INFORMATION PROVIDED ->
* * * *
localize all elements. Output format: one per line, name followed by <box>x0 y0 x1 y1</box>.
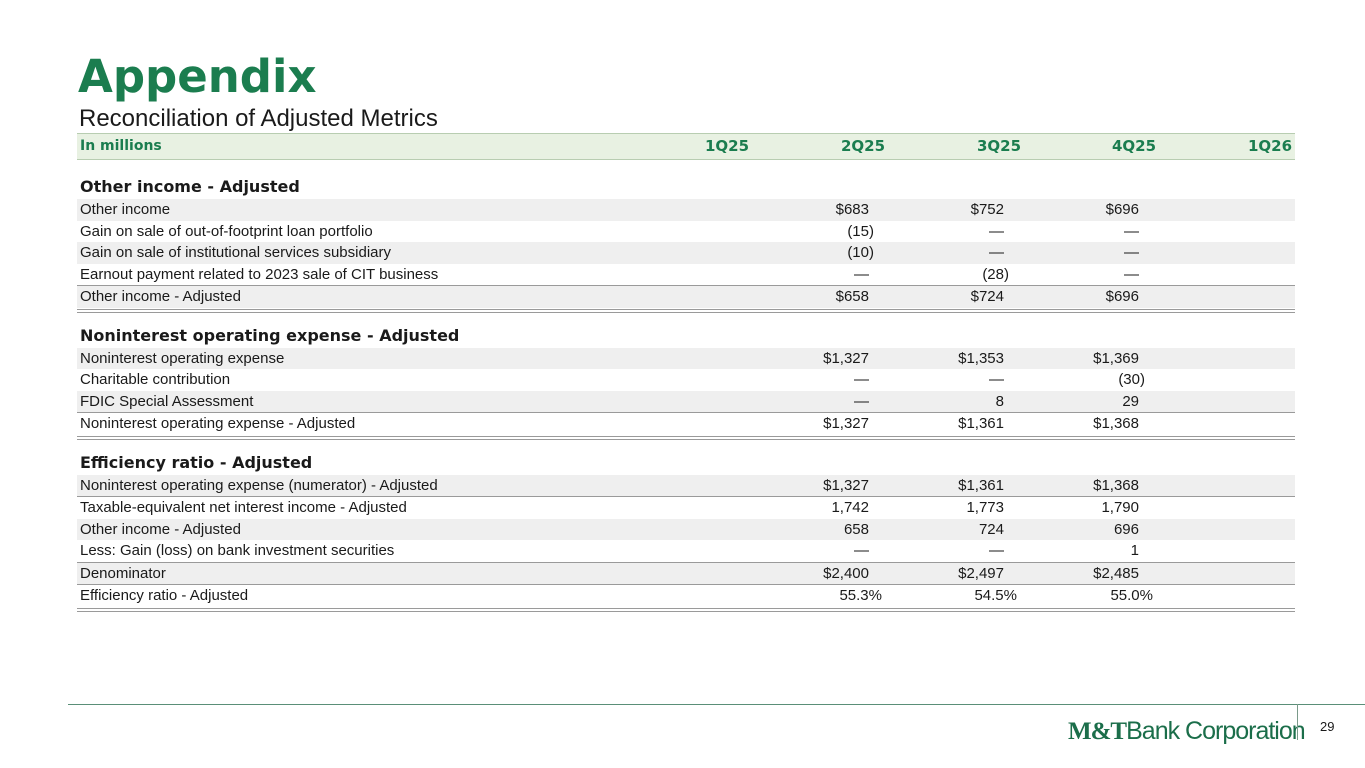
cell-3q25: 8 <box>995 392 1004 410</box>
cell-3q25: (28) <box>982 265 1009 283</box>
row-label: Less: Gain (loss) on bank investment sec… <box>80 542 395 559</box>
cell-3q25: $724 <box>970 288 1004 305</box>
reconciliation-table: In millions 1Q25 2Q25 3Q25 4Q25 1Q26 Oth… <box>77 133 1295 611</box>
table-header: In millions 1Q25 2Q25 3Q25 4Q25 1Q26 <box>77 133 1295 160</box>
cell-3q25: — <box>989 222 1004 240</box>
page-title: Appendix <box>78 50 317 103</box>
column-header: 1Q26 <box>1247 137 1292 155</box>
logo-text: Bank Corporation <box>1126 717 1306 745</box>
row-label: Taxable-equivalent net interest income -… <box>80 499 407 516</box>
cell-2q25: 55.3% <box>839 587 882 604</box>
cell-4q25: $1,368 <box>1093 415 1139 432</box>
row-label: Earnout payment related to 2023 sale of … <box>80 265 439 283</box>
cell-4q25: — <box>1124 222 1139 240</box>
cell-2q25: — <box>854 265 869 283</box>
cell-4q25: 1 <box>1130 542 1139 559</box>
row-label: Noninterest operating expense <box>80 349 285 367</box>
cell-4q25: (30) <box>1118 371 1145 388</box>
row-label: Other income <box>80 201 171 218</box>
cell-3q25: — <box>989 371 1004 388</box>
cell-2q25: 658 <box>843 520 869 538</box>
unit-label: In millions <box>80 138 162 154</box>
cell-3q25: 724 <box>978 520 1004 538</box>
table-row: Earnout payment related to 2023 sale of … <box>77 264 1295 286</box>
cell-4q25: $2,485 <box>1093 564 1139 582</box>
cell-2q25: $1,327 <box>823 349 869 367</box>
cell-4q25: 55.0% <box>1110 587 1153 604</box>
row-label: Efficiency ratio - Adjusted <box>80 587 249 604</box>
cell-3q25: $1,361 <box>958 476 1004 494</box>
row-label: FDIC Special Assessment <box>80 392 254 410</box>
section-title: Efficiency ratio - Adjusted <box>80 452 313 472</box>
cell-4q25: — <box>1124 265 1139 283</box>
cell-3q25: 54.5% <box>974 587 1017 604</box>
table-row: Noninterest operating expense $1,327 $1,… <box>77 347 1295 369</box>
cell-3q25: $1,361 <box>958 415 1004 432</box>
cell-2q25: $1,327 <box>823 415 869 432</box>
cell-3q25: $1,353 <box>958 349 1004 367</box>
table-row-total: Noninterest operating expense - Adjusted… <box>77 412 1295 439</box>
table-row: Less: Gain (loss) on bank investment sec… <box>77 540 1295 562</box>
cell-3q25: $2,497 <box>958 564 1004 582</box>
cell-3q25: — <box>989 542 1004 559</box>
cell-2q25: — <box>854 371 869 388</box>
section-other-income: Other income - Adjusted Other income $68… <box>77 175 1295 312</box>
column-header: 1Q25 <box>704 137 749 155</box>
table-row: Noninterest operating expense (numerator… <box>77 474 1295 496</box>
row-label: Denominator <box>80 564 166 582</box>
cell-2q25: (15) <box>847 222 874 240</box>
section-noninterest-expense: Noninterest operating expense - Adjusted… <box>77 324 1295 439</box>
section-efficiency-ratio: Efficiency ratio - Adjusted Noninterest … <box>77 451 1295 611</box>
cell-4q25: $1,368 <box>1093 476 1139 494</box>
logo-brand: M&T <box>1068 718 1127 745</box>
row-label: Other income - Adjusted <box>80 288 241 305</box>
table-row-total: Efficiency ratio - Adjusted 55.3% 54.5% … <box>77 584 1295 611</box>
logo-separator <box>1297 704 1298 740</box>
cell-2q25: $658 <box>835 288 869 305</box>
cell-2q25: $683 <box>835 201 869 218</box>
cell-2q25: $2,400 <box>823 564 869 582</box>
row-label: Noninterest operating expense (numerator… <box>80 476 438 494</box>
row-label: Noninterest operating expense - Adjusted <box>80 415 356 432</box>
cell-4q25: 1,790 <box>1101 499 1139 516</box>
company-logo: M&TBank Corporation <box>1068 716 1306 746</box>
row-label: Other income - Adjusted <box>80 520 241 538</box>
cell-2q25: — <box>854 542 869 559</box>
cell-4q25: 696 <box>1113 520 1139 538</box>
row-label: Gain on sale of out-of-footprint loan po… <box>80 222 373 240</box>
cell-3q25: — <box>989 244 1004 261</box>
table-row: Gain on sale of out-of-footprint loan po… <box>77 221 1295 243</box>
table-row: Gain on sale of institutional services s… <box>77 242 1295 264</box>
column-header: 4Q25 <box>1111 137 1156 155</box>
column-header: 3Q25 <box>976 137 1021 155</box>
table-row: FDIC Special Assessment — 8 29 <box>77 390 1295 412</box>
table-row: Other income - Adjusted 658 724 696 <box>77 518 1295 540</box>
cell-2q25: — <box>854 392 869 410</box>
cell-4q25: 29 <box>1122 392 1139 410</box>
column-header: 2Q25 <box>840 137 885 155</box>
page-number: 29 <box>1320 719 1335 734</box>
cell-3q25: $752 <box>970 201 1004 218</box>
table-row: Other income $683 $752 $696 <box>77 199 1295 221</box>
footer-divider <box>68 704 1365 705</box>
cell-2q25: $1,327 <box>823 476 869 494</box>
table-row-total: Other income - Adjusted $658 $724 $696 <box>77 285 1295 312</box>
cell-4q25: $696 <box>1105 201 1139 218</box>
table-row: Denominator $2,400 $2,497 $2,485 <box>77 561 1295 584</box>
cell-2q25: (10) <box>847 244 874 261</box>
cell-4q25: — <box>1124 244 1139 261</box>
row-label: Gain on sale of institutional services s… <box>80 244 391 261</box>
table-row: Taxable-equivalent net interest income -… <box>77 496 1295 519</box>
row-label: Charitable contribution <box>80 371 231 388</box>
section-title: Noninterest operating expense - Adjusted <box>80 325 460 345</box>
page-subtitle: Reconciliation of Adjusted Metrics <box>79 105 438 132</box>
cell-2q25: 1,742 <box>831 499 869 516</box>
cell-4q25: $696 <box>1105 288 1139 305</box>
cell-3q25: 1,773 <box>966 499 1004 516</box>
section-title: Other income - Adjusted <box>80 177 300 196</box>
table-row: Charitable contribution — — (30) <box>77 369 1295 391</box>
cell-4q25: $1,369 <box>1093 349 1139 367</box>
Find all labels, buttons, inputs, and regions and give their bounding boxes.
* * * *
THE PROBLEM ->
Reproduce the entries above word for word, from the line with "cell-3q25: 8 <box>995 392 1004 410</box>" up to and including the line with "row-label: Earnout payment".

EXERCISE ANSWER ->
cell-3q25: 8 <box>995 392 1004 410</box>
cell-3q25: (28) <box>982 265 1009 283</box>
row-label: Less: Gain (loss) on bank investment sec… <box>80 542 395 559</box>
cell-3q25: $724 <box>970 288 1004 305</box>
reconciliation-table: In millions 1Q25 2Q25 3Q25 4Q25 1Q26 Oth… <box>77 133 1295 611</box>
table-header: In millions 1Q25 2Q25 3Q25 4Q25 1Q26 <box>77 133 1295 160</box>
cell-3q25: — <box>989 222 1004 240</box>
page-title: Appendix <box>78 50 317 103</box>
column-header: 1Q26 <box>1247 137 1292 155</box>
logo-text: Bank Corporation <box>1126 717 1306 745</box>
row-label: Taxable-equivalent net interest income -… <box>80 499 407 516</box>
cell-2q25: 55.3% <box>839 587 882 604</box>
cell-4q25: $1,368 <box>1093 415 1139 432</box>
row-label: Earnout payment related to 2023 sale of … <box>80 265 439 283</box>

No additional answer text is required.